(Stated problem) Transcribe all of the material exactly. Any picture in it should be left out.

(Data entries)

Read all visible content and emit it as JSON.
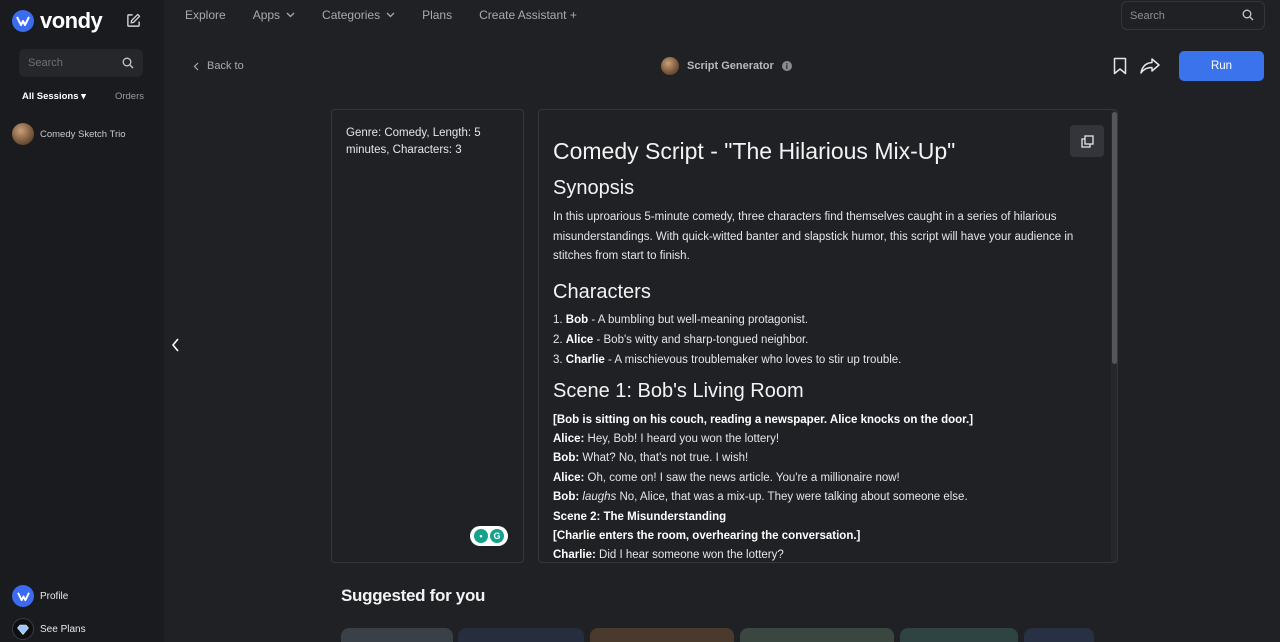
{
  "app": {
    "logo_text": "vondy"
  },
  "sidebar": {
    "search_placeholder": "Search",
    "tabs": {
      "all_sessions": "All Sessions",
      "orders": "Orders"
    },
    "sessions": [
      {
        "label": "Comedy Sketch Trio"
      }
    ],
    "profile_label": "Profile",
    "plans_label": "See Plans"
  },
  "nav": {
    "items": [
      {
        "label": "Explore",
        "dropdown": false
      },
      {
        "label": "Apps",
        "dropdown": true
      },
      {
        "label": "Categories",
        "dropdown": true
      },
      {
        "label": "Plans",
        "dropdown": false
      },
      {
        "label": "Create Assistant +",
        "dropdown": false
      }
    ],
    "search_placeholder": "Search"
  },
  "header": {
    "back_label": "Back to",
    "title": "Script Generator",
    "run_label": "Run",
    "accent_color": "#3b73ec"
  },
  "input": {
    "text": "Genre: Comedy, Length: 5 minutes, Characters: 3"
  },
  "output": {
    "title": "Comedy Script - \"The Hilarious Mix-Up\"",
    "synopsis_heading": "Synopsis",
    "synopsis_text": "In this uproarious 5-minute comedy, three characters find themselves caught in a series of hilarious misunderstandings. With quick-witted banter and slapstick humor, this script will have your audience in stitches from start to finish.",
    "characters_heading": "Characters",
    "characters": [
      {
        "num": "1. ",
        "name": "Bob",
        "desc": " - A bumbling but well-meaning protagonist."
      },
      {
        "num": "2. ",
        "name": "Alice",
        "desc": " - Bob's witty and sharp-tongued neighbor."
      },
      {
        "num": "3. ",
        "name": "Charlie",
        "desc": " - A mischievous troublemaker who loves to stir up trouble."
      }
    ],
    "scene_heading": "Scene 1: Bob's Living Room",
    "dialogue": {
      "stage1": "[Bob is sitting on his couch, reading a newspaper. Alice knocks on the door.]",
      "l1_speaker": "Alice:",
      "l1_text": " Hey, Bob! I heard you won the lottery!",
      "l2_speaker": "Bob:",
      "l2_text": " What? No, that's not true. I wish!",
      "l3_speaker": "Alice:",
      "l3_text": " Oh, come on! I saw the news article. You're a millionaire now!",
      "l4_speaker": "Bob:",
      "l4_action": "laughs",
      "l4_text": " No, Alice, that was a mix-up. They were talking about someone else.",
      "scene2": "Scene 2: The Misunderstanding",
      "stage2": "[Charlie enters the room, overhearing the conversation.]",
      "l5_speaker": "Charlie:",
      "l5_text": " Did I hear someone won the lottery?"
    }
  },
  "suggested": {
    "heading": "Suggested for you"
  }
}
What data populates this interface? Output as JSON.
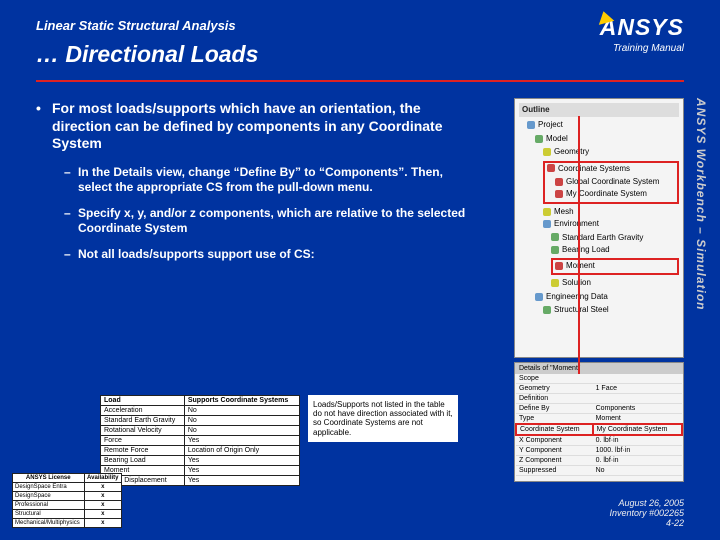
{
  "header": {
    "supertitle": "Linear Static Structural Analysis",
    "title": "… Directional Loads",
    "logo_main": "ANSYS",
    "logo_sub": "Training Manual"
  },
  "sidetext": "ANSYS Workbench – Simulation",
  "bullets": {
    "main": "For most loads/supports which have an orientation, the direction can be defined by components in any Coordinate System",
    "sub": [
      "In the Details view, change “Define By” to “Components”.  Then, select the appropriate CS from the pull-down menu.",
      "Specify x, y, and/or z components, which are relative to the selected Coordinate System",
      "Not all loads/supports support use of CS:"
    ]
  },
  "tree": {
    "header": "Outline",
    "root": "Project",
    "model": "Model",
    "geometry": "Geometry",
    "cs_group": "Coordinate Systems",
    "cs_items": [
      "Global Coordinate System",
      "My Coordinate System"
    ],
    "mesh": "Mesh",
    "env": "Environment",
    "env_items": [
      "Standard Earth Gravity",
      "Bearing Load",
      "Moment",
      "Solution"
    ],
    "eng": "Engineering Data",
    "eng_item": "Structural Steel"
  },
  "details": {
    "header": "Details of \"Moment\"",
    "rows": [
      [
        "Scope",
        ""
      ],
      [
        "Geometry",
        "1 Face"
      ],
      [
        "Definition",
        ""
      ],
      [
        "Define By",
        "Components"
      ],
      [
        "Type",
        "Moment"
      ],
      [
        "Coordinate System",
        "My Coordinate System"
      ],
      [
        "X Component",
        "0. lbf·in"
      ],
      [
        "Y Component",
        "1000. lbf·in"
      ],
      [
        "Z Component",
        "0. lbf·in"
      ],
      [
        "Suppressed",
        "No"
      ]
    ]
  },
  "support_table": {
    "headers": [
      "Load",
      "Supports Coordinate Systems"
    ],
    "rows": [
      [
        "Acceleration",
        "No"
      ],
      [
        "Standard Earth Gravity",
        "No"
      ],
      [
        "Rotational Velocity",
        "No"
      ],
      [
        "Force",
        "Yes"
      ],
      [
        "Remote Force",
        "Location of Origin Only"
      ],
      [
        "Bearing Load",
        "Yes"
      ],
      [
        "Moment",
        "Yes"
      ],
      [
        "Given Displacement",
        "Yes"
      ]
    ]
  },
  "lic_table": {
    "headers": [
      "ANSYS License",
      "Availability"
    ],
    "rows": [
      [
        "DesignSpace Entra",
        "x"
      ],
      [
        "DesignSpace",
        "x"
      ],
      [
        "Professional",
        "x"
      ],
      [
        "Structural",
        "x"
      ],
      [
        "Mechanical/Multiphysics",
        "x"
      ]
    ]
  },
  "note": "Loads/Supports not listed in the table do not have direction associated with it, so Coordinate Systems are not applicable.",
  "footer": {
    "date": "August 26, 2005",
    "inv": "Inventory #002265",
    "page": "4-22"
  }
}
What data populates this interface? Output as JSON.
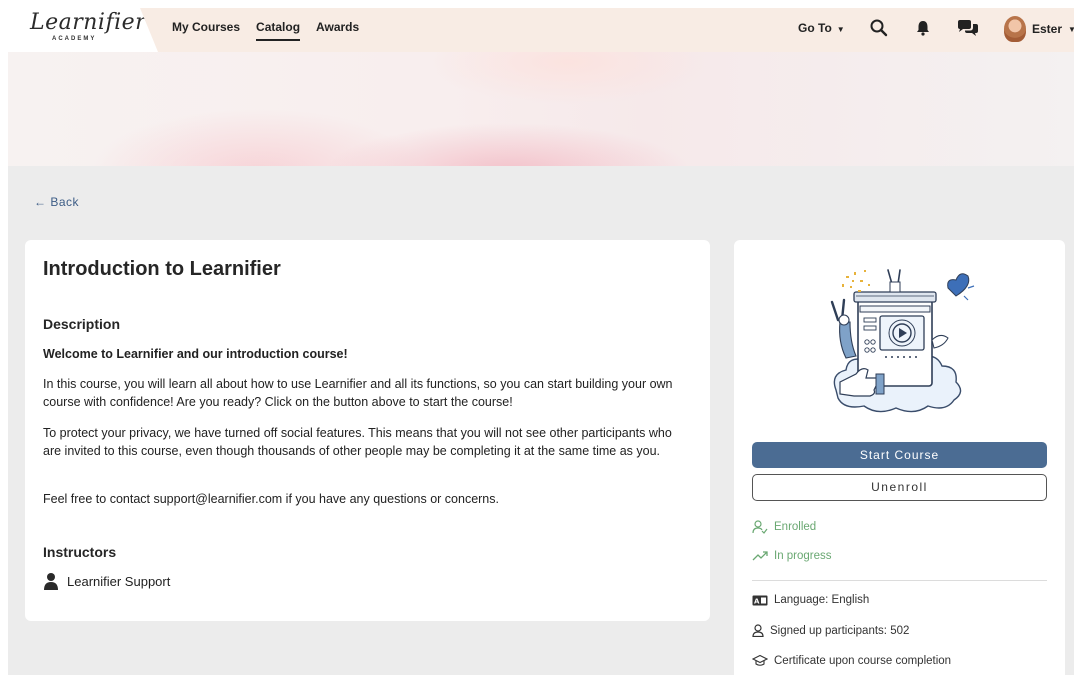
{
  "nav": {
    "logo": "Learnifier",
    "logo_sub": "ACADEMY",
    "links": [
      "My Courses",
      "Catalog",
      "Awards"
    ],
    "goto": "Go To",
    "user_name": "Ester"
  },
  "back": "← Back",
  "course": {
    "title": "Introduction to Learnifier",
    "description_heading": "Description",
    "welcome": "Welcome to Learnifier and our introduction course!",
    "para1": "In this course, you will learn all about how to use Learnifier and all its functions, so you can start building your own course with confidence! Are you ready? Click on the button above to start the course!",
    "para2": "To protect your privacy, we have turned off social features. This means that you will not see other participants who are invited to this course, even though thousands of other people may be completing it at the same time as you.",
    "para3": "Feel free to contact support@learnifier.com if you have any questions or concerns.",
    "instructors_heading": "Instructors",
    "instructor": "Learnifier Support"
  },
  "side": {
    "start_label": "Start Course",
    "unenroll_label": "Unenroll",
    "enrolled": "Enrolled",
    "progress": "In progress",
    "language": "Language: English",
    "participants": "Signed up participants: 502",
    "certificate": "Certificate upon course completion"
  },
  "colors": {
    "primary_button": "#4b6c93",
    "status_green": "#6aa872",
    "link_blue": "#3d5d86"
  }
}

(Finished task)
Read all visible content and emit it as JSON.
{
  "app": {
    "logo_text": "vondy"
  },
  "sidebar": {
    "search_placeholder": "Search",
    "tabs": {
      "all_sessions": "All Sessions",
      "orders": "Orders"
    },
    "sessions": [
      {
        "label": "Comedy Sketch Trio"
      }
    ],
    "profile_label": "Profile",
    "plans_label": "See Plans"
  },
  "nav": {
    "items": [
      {
        "label": "Explore",
        "dropdown": false
      },
      {
        "label": "Apps",
        "dropdown": true
      },
      {
        "label": "Categories",
        "dropdown": true
      },
      {
        "label": "Plans",
        "dropdown": false
      },
      {
        "label": "Create Assistant +",
        "dropdown": false
      }
    ],
    "search_placeholder": "Search"
  },
  "header": {
    "back_label": "Back to",
    "title": "Script Generator",
    "run_label": "Run",
    "accent_color": "#3b73ec"
  },
  "input": {
    "text": "Genre: Comedy, Length: 5 minutes, Characters: 3"
  },
  "output": {
    "title": "Comedy Script - \"The Hilarious Mix-Up\"",
    "synopsis_heading": "Synopsis",
    "synopsis_text": "In this uproarious 5-minute comedy, three characters find themselves caught in a series of hilarious misunderstandings. With quick-witted banter and slapstick humor, this script will have your audience in stitches from start to finish.",
    "characters_heading": "Characters",
    "characters": [
      {
        "num": "1. ",
        "name": "Bob",
        "desc": " - A bumbling but well-meaning protagonist."
      },
      {
        "num": "2. ",
        "name": "Alice",
        "desc": " - Bob's witty and sharp-tongued neighbor."
      },
      {
        "num": "3. ",
        "name": "Charlie",
        "desc": " - A mischievous troublemaker who loves to stir up trouble."
      }
    ],
    "scene_heading": "Scene 1: Bob's Living Room",
    "dialogue": {
      "stage1": "[Bob is sitting on his couch, reading a newspaper. Alice knocks on the door.]",
      "l1_speaker": "Alice:",
      "l1_text": " Hey, Bob! I heard you won the lottery!",
      "l2_speaker": "Bob:",
      "l2_text": " What? No, that's not true. I wish!",
      "l3_speaker": "Alice:",
      "l3_text": " Oh, come on! I saw the news article. You're a millionaire now!",
      "l4_speaker": "Bob:",
      "l4_action": "laughs",
      "l4_text": " No, Alice, that was a mix-up. They were talking about someone else.",
      "scene2": "Scene 2: The Misunderstanding",
      "stage2": "[Charlie enters the room, overhearing the conversation.]",
      "l5_speaker": "Charlie:",
      "l5_text": " Did I hear someone won the lottery?"
    }
  },
  "suggested": {
    "heading": "Suggested for you"
  }
}
What data populates this interface? Output as JSON.
{
  "header": {
    "supertitle": "Linear Static Structural Analysis",
    "title": "… Directional Loads",
    "logo_main": "ANSYS",
    "logo_sub": "Training Manual"
  },
  "sidetext": "ANSYS Workbench – Simulation",
  "bullets": {
    "main": "For most loads/supports which have an orientation, the direction can be defined by components in any Coordinate System",
    "sub": [
      "In the Details view, change “Define By” to “Components”.  Then, select the appropriate CS from the pull-down menu.",
      "Specify x, y, and/or z components, which are relative to the selected Coordinate System",
      "Not all loads/supports support use of CS:"
    ]
  },
  "tree": {
    "header": "Outline",
    "root": "Project",
    "model": "Model",
    "geometry": "Geometry",
    "cs_group": "Coordinate Systems",
    "cs_items": [
      "Global Coordinate System",
      "My Coordinate System"
    ],
    "mesh": "Mesh",
    "env": "Environment",
    "env_items": [
      "Standard Earth Gravity",
      "Bearing Load",
      "Moment",
      "Solution"
    ],
    "eng": "Engineering Data",
    "eng_item": "Structural Steel"
  },
  "details": {
    "header": "Details of \"Moment\"",
    "rows": [
      [
        "Scope",
        ""
      ],
      [
        "Geometry",
        "1 Face"
      ],
      [
        "Definition",
        ""
      ],
      [
        "Define By",
        "Components"
      ],
      [
        "Type",
        "Moment"
      ],
      [
        "Coordinate System",
        "My Coordinate System"
      ],
      [
        "X Component",
        "0. lbf·in"
      ],
      [
        "Y Component",
        "1000. lbf·in"
      ],
      [
        "Z Component",
        "0. lbf·in"
      ],
      [
        "Suppressed",
        "No"
      ]
    ]
  },
  "support_table": {
    "headers": [
      "Load",
      "Supports Coordinate Systems"
    ],
    "rows": [
      [
        "Acceleration",
        "No"
      ],
      [
        "Standard Earth Gravity",
        "No"
      ],
      [
        "Rotational Velocity",
        "No"
      ],
      [
        "Force",
        "Yes"
      ],
      [
        "Remote Force",
        "Location of Origin Only"
      ],
      [
        "Bearing Load",
        "Yes"
      ],
      [
        "Moment",
        "Yes"
      ],
      [
        "Given Displacement",
        "Yes"
      ]
    ]
  },
  "lic_table": {
    "headers": [
      "ANSYS License",
      "Availability"
    ],
    "rows": [
      [
        "DesignSpace Entra",
        "x"
      ],
      [
        "DesignSpace",
        "x"
      ],
      [
        "Professional",
        "x"
      ],
      [
        "Structural",
        "x"
      ],
      [
        "Mechanical/Multiphysics",
        "x"
      ]
    ]
  },
  "note": "Loads/Supports not listed in the table do not have direction associated with it, so Coordinate Systems are not applicable.",
  "footer": {
    "date": "August 26, 2005",
    "inv": "Inventory #002265",
    "page": "4-22"
  }
}
What data populates this interface? Output as JSON.
{
  "nav": {
    "logo": "Learnifier",
    "logo_sub": "ACADEMY",
    "links": [
      "My Courses",
      "Catalog",
      "Awards"
    ],
    "goto": "Go To",
    "user_name": "Ester"
  },
  "back": "← Back",
  "course": {
    "title": "Introduction to Learnifier",
    "description_heading": "Description",
    "welcome": "Welcome to Learnifier and our introduction course!",
    "para1": "In this course, you will learn all about how to use Learnifier and all its functions, so you can start building your own course with confidence! Are you ready? Click on the button above to start the course!",
    "para2": "To protect your privacy, we have turned off social features. This means that you will not see other participants who are invited to this course, even though thousands of other people may be completing it at the same time as you.",
    "para3": "Feel free to contact support@learnifier.com if you have any questions or concerns.",
    "instructors_heading": "Instructors",
    "instructor": "Learnifier Support"
  },
  "side": {
    "start_label": "Start Course",
    "unenroll_label": "Unenroll",
    "enrolled": "Enrolled",
    "progress": "In progress",
    "language": "Language: English",
    "participants": "Signed up participants: 502",
    "certificate": "Certificate upon course completion"
  },
  "colors": {
    "primary_button": "#4b6c93",
    "status_green": "#6aa872",
    "link_blue": "#3d5d86"
  }
}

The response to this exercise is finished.